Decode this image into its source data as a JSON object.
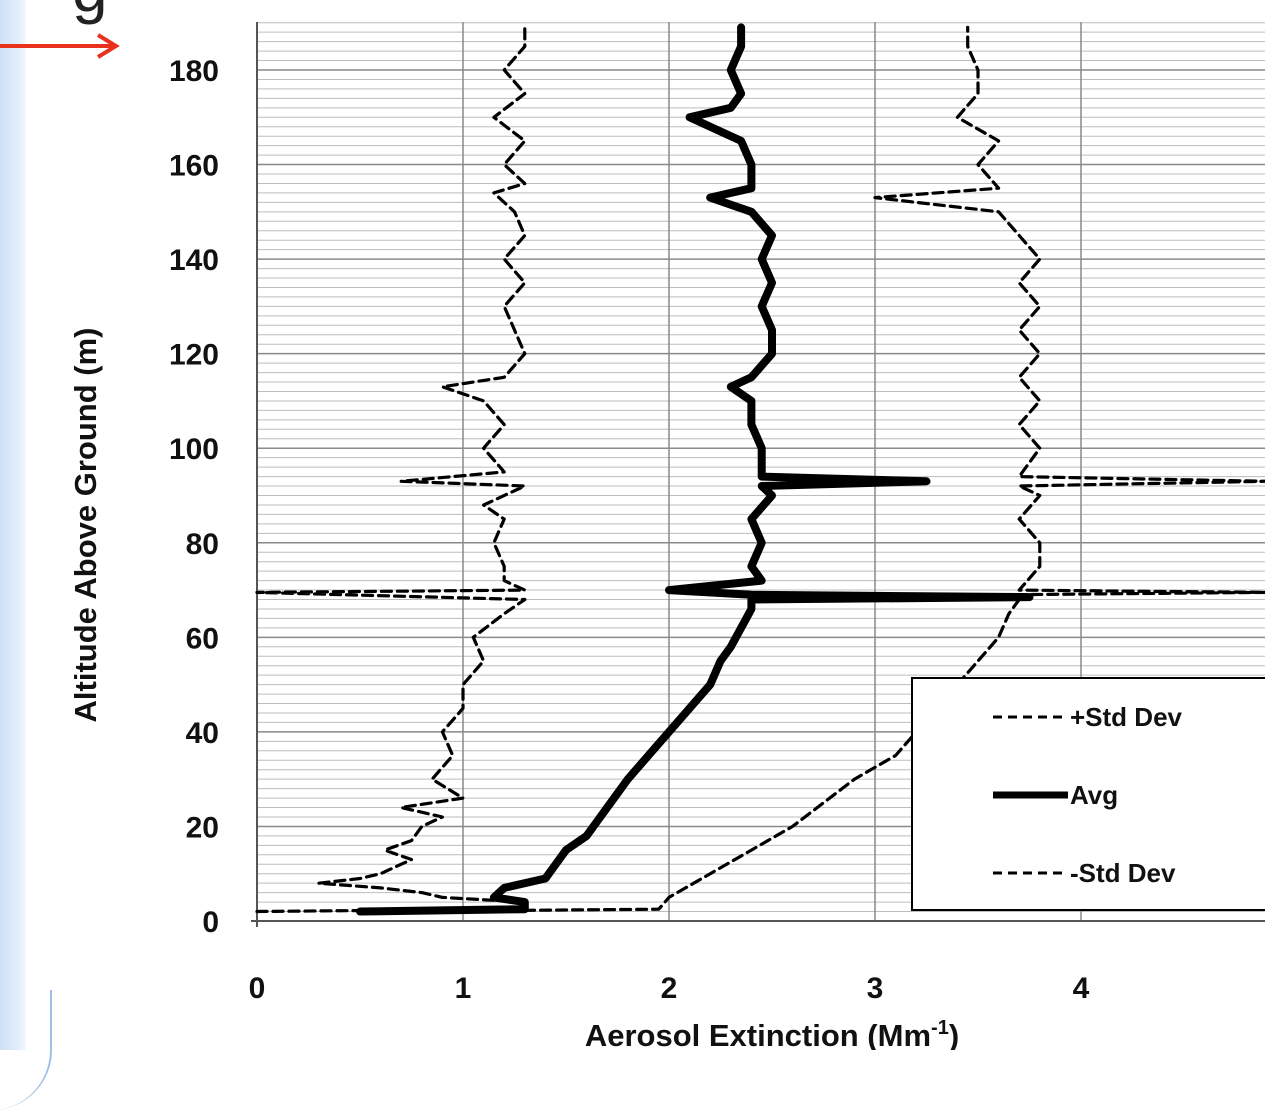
{
  "page": {
    "title_fragment": "g"
  },
  "colors": {
    "pointer_arrow": "#e8321e",
    "gridline": "#8a8a8a",
    "minor_gridline": "#bdbdbd",
    "series": "#000000"
  },
  "chart_data": {
    "type": "line",
    "title": "",
    "xlabel": "Aerosol Extinction (Mm",
    "xlabel_superscript": "-1",
    "xlabel_suffix": ")",
    "ylabel": "Altitude Above Ground (m)",
    "xlim": [
      0,
      4.9
    ],
    "ylim": [
      0,
      190
    ],
    "x_ticks": [
      0,
      1,
      2,
      3,
      4
    ],
    "y_ticks": [
      0,
      20,
      40,
      60,
      80,
      100,
      120,
      140,
      160,
      180
    ],
    "grid": true,
    "legend_position": "bottom-right",
    "legend": [
      "+Std Dev",
      "Avg",
      "-Std Dev"
    ],
    "series": [
      {
        "name": "+Std Dev",
        "style": "dashed",
        "points": [
          [
            0.0,
            2
          ],
          [
            1.2,
            2.5
          ],
          [
            1.3,
            3
          ],
          [
            1.3,
            4
          ],
          [
            0.9,
            5
          ],
          [
            0.8,
            6
          ],
          [
            0.6,
            7
          ],
          [
            0.3,
            8
          ],
          [
            0.5,
            9
          ],
          [
            0.6,
            10
          ],
          [
            0.75,
            13
          ],
          [
            0.62,
            15
          ],
          [
            0.75,
            17
          ],
          [
            0.8,
            20
          ],
          [
            0.9,
            22
          ],
          [
            0.7,
            24
          ],
          [
            1.0,
            26
          ],
          [
            0.85,
            30
          ],
          [
            0.95,
            35
          ],
          [
            0.9,
            40
          ],
          [
            1.0,
            45
          ],
          [
            1.0,
            50
          ],
          [
            1.1,
            55
          ],
          [
            1.05,
            60
          ],
          [
            1.2,
            65
          ],
          [
            1.3,
            68
          ],
          [
            0.0,
            69.5
          ],
          [
            1.3,
            70
          ],
          [
            1.2,
            72
          ],
          [
            1.2,
            75
          ],
          [
            1.15,
            80
          ],
          [
            1.2,
            85
          ],
          [
            1.1,
            88
          ],
          [
            1.3,
            92
          ],
          [
            0.7,
            93
          ],
          [
            1.2,
            95
          ],
          [
            1.1,
            100
          ],
          [
            1.2,
            105
          ],
          [
            1.1,
            110
          ],
          [
            0.9,
            113
          ],
          [
            1.2,
            115
          ],
          [
            1.3,
            120
          ],
          [
            1.25,
            125
          ],
          [
            1.2,
            130
          ],
          [
            1.3,
            135
          ],
          [
            1.2,
            140
          ],
          [
            1.3,
            145
          ],
          [
            1.25,
            150
          ],
          [
            1.15,
            154
          ],
          [
            1.3,
            156
          ],
          [
            1.2,
            160
          ],
          [
            1.3,
            165
          ],
          [
            1.15,
            170
          ],
          [
            1.3,
            175
          ],
          [
            1.2,
            180
          ],
          [
            1.3,
            185
          ],
          [
            1.3,
            189
          ]
        ]
      },
      {
        "name": "Avg",
        "style": "solid",
        "points": [
          [
            0.5,
            2
          ],
          [
            1.3,
            2.5
          ],
          [
            1.3,
            4
          ],
          [
            1.15,
            5
          ],
          [
            1.2,
            7
          ],
          [
            1.4,
            9
          ],
          [
            1.45,
            12
          ],
          [
            1.5,
            15
          ],
          [
            1.6,
            18
          ],
          [
            1.65,
            21
          ],
          [
            1.7,
            24
          ],
          [
            1.75,
            27
          ],
          [
            1.8,
            30
          ],
          [
            1.9,
            35
          ],
          [
            2.0,
            40
          ],
          [
            2.1,
            45
          ],
          [
            2.2,
            50
          ],
          [
            2.25,
            55
          ],
          [
            2.3,
            58
          ],
          [
            2.35,
            62
          ],
          [
            2.4,
            66
          ],
          [
            2.4,
            68
          ],
          [
            3.75,
            68.5
          ],
          [
            2.4,
            69
          ],
          [
            2.0,
            70
          ],
          [
            2.45,
            72
          ],
          [
            2.4,
            75
          ],
          [
            2.45,
            80
          ],
          [
            2.4,
            85
          ],
          [
            2.5,
            90
          ],
          [
            2.45,
            92
          ],
          [
            3.25,
            93
          ],
          [
            2.45,
            94
          ],
          [
            2.45,
            100
          ],
          [
            2.4,
            105
          ],
          [
            2.4,
            110
          ],
          [
            2.3,
            113
          ],
          [
            2.4,
            115
          ],
          [
            2.5,
            120
          ],
          [
            2.5,
            125
          ],
          [
            2.45,
            130
          ],
          [
            2.5,
            135
          ],
          [
            2.45,
            140
          ],
          [
            2.5,
            145
          ],
          [
            2.4,
            150
          ],
          [
            2.2,
            153
          ],
          [
            2.4,
            155
          ],
          [
            2.4,
            160
          ],
          [
            2.35,
            165
          ],
          [
            2.1,
            170
          ],
          [
            2.3,
            172
          ],
          [
            2.35,
            175
          ],
          [
            2.3,
            180
          ],
          [
            2.35,
            185
          ],
          [
            2.35,
            189
          ]
        ]
      },
      {
        "name": "-Std Dev",
        "style": "dashed",
        "points": [
          [
            0.6,
            2
          ],
          [
            1.95,
            2.5
          ],
          [
            2.0,
            5
          ],
          [
            2.2,
            10
          ],
          [
            2.4,
            15
          ],
          [
            2.6,
            20
          ],
          [
            2.75,
            25
          ],
          [
            2.9,
            30
          ],
          [
            3.1,
            35
          ],
          [
            3.2,
            40
          ],
          [
            3.3,
            45
          ],
          [
            3.4,
            50
          ],
          [
            3.5,
            55
          ],
          [
            3.6,
            60
          ],
          [
            3.65,
            65
          ],
          [
            3.7,
            68
          ],
          [
            3.6,
            69
          ],
          [
            4.9,
            69.5
          ],
          [
            3.7,
            70
          ],
          [
            3.8,
            75
          ],
          [
            3.8,
            80
          ],
          [
            3.7,
            85
          ],
          [
            3.8,
            90
          ],
          [
            3.7,
            92
          ],
          [
            4.9,
            93
          ],
          [
            3.7,
            94
          ],
          [
            3.8,
            100
          ],
          [
            3.7,
            105
          ],
          [
            3.8,
            110
          ],
          [
            3.7,
            115
          ],
          [
            3.8,
            120
          ],
          [
            3.7,
            125
          ],
          [
            3.8,
            130
          ],
          [
            3.7,
            135
          ],
          [
            3.8,
            140
          ],
          [
            3.7,
            145
          ],
          [
            3.6,
            150
          ],
          [
            3.0,
            153
          ],
          [
            3.6,
            155
          ],
          [
            3.5,
            160
          ],
          [
            3.6,
            165
          ],
          [
            3.4,
            170
          ],
          [
            3.5,
            175
          ],
          [
            3.5,
            180
          ],
          [
            3.45,
            185
          ],
          [
            3.45,
            189
          ]
        ]
      }
    ]
  }
}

» **TASK REQUIREMENTS**: Omit the pictures. Transcribe every record exactly.

» **FINISHED TASK**:
Decode this image into its source data as a JSON object.
{
  "page": {
    "title_fragment": "g"
  },
  "colors": {
    "pointer_arrow": "#e8321e",
    "gridline": "#8a8a8a",
    "minor_gridline": "#bdbdbd",
    "series": "#000000"
  },
  "chart_data": {
    "type": "line",
    "title": "",
    "xlabel": "Aerosol Extinction (Mm",
    "xlabel_superscript": "-1",
    "xlabel_suffix": ")",
    "ylabel": "Altitude Above Ground (m)",
    "xlim": [
      0,
      4.9
    ],
    "ylim": [
      0,
      190
    ],
    "x_ticks": [
      0,
      1,
      2,
      3,
      4
    ],
    "y_ticks": [
      0,
      20,
      40,
      60,
      80,
      100,
      120,
      140,
      160,
      180
    ],
    "grid": true,
    "legend_position": "bottom-right",
    "legend": [
      "+Std Dev",
      "Avg",
      "-Std Dev"
    ],
    "series": [
      {
        "name": "+Std Dev",
        "style": "dashed",
        "points": [
          [
            0.0,
            2
          ],
          [
            1.2,
            2.5
          ],
          [
            1.3,
            3
          ],
          [
            1.3,
            4
          ],
          [
            0.9,
            5
          ],
          [
            0.8,
            6
          ],
          [
            0.6,
            7
          ],
          [
            0.3,
            8
          ],
          [
            0.5,
            9
          ],
          [
            0.6,
            10
          ],
          [
            0.75,
            13
          ],
          [
            0.62,
            15
          ],
          [
            0.75,
            17
          ],
          [
            0.8,
            20
          ],
          [
            0.9,
            22
          ],
          [
            0.7,
            24
          ],
          [
            1.0,
            26
          ],
          [
            0.85,
            30
          ],
          [
            0.95,
            35
          ],
          [
            0.9,
            40
          ],
          [
            1.0,
            45
          ],
          [
            1.0,
            50
          ],
          [
            1.1,
            55
          ],
          [
            1.05,
            60
          ],
          [
            1.2,
            65
          ],
          [
            1.3,
            68
          ],
          [
            0.0,
            69.5
          ],
          [
            1.3,
            70
          ],
          [
            1.2,
            72
          ],
          [
            1.2,
            75
          ],
          [
            1.15,
            80
          ],
          [
            1.2,
            85
          ],
          [
            1.1,
            88
          ],
          [
            1.3,
            92
          ],
          [
            0.7,
            93
          ],
          [
            1.2,
            95
          ],
          [
            1.1,
            100
          ],
          [
            1.2,
            105
          ],
          [
            1.1,
            110
          ],
          [
            0.9,
            113
          ],
          [
            1.2,
            115
          ],
          [
            1.3,
            120
          ],
          [
            1.25,
            125
          ],
          [
            1.2,
            130
          ],
          [
            1.3,
            135
          ],
          [
            1.2,
            140
          ],
          [
            1.3,
            145
          ],
          [
            1.25,
            150
          ],
          [
            1.15,
            154
          ],
          [
            1.3,
            156
          ],
          [
            1.2,
            160
          ],
          [
            1.3,
            165
          ],
          [
            1.15,
            170
          ],
          [
            1.3,
            175
          ],
          [
            1.2,
            180
          ],
          [
            1.3,
            185
          ],
          [
            1.3,
            189
          ]
        ]
      },
      {
        "name": "Avg",
        "style": "solid",
        "points": [
          [
            0.5,
            2
          ],
          [
            1.3,
            2.5
          ],
          [
            1.3,
            4
          ],
          [
            1.15,
            5
          ],
          [
            1.2,
            7
          ],
          [
            1.4,
            9
          ],
          [
            1.45,
            12
          ],
          [
            1.5,
            15
          ],
          [
            1.6,
            18
          ],
          [
            1.65,
            21
          ],
          [
            1.7,
            24
          ],
          [
            1.75,
            27
          ],
          [
            1.8,
            30
          ],
          [
            1.9,
            35
          ],
          [
            2.0,
            40
          ],
          [
            2.1,
            45
          ],
          [
            2.2,
            50
          ],
          [
            2.25,
            55
          ],
          [
            2.3,
            58
          ],
          [
            2.35,
            62
          ],
          [
            2.4,
            66
          ],
          [
            2.4,
            68
          ],
          [
            3.75,
            68.5
          ],
          [
            2.4,
            69
          ],
          [
            2.0,
            70
          ],
          [
            2.45,
            72
          ],
          [
            2.4,
            75
          ],
          [
            2.45,
            80
          ],
          [
            2.4,
            85
          ],
          [
            2.5,
            90
          ],
          [
            2.45,
            92
          ],
          [
            3.25,
            93
          ],
          [
            2.45,
            94
          ],
          [
            2.45,
            100
          ],
          [
            2.4,
            105
          ],
          [
            2.4,
            110
          ],
          [
            2.3,
            113
          ],
          [
            2.4,
            115
          ],
          [
            2.5,
            120
          ],
          [
            2.5,
            125
          ],
          [
            2.45,
            130
          ],
          [
            2.5,
            135
          ],
          [
            2.45,
            140
          ],
          [
            2.5,
            145
          ],
          [
            2.4,
            150
          ],
          [
            2.2,
            153
          ],
          [
            2.4,
            155
          ],
          [
            2.4,
            160
          ],
          [
            2.35,
            165
          ],
          [
            2.1,
            170
          ],
          [
            2.3,
            172
          ],
          [
            2.35,
            175
          ],
          [
            2.3,
            180
          ],
          [
            2.35,
            185
          ],
          [
            2.35,
            189
          ]
        ]
      },
      {
        "name": "-Std Dev",
        "style": "dashed",
        "points": [
          [
            0.6,
            2
          ],
          [
            1.95,
            2.5
          ],
          [
            2.0,
            5
          ],
          [
            2.2,
            10
          ],
          [
            2.4,
            15
          ],
          [
            2.6,
            20
          ],
          [
            2.75,
            25
          ],
          [
            2.9,
            30
          ],
          [
            3.1,
            35
          ],
          [
            3.2,
            40
          ],
          [
            3.3,
            45
          ],
          [
            3.4,
            50
          ],
          [
            3.5,
            55
          ],
          [
            3.6,
            60
          ],
          [
            3.65,
            65
          ],
          [
            3.7,
            68
          ],
          [
            3.6,
            69
          ],
          [
            4.9,
            69.5
          ],
          [
            3.7,
            70
          ],
          [
            3.8,
            75
          ],
          [
            3.8,
            80
          ],
          [
            3.7,
            85
          ],
          [
            3.8,
            90
          ],
          [
            3.7,
            92
          ],
          [
            4.9,
            93
          ],
          [
            3.7,
            94
          ],
          [
            3.8,
            100
          ],
          [
            3.7,
            105
          ],
          [
            3.8,
            110
          ],
          [
            3.7,
            115
          ],
          [
            3.8,
            120
          ],
          [
            3.7,
            125
          ],
          [
            3.8,
            130
          ],
          [
            3.7,
            135
          ],
          [
            3.8,
            140
          ],
          [
            3.7,
            145
          ],
          [
            3.6,
            150
          ],
          [
            3.0,
            153
          ],
          [
            3.6,
            155
          ],
          [
            3.5,
            160
          ],
          [
            3.6,
            165
          ],
          [
            3.4,
            170
          ],
          [
            3.5,
            175
          ],
          [
            3.5,
            180
          ],
          [
            3.45,
            185
          ],
          [
            3.45,
            189
          ]
        ]
      }
    ]
  }
}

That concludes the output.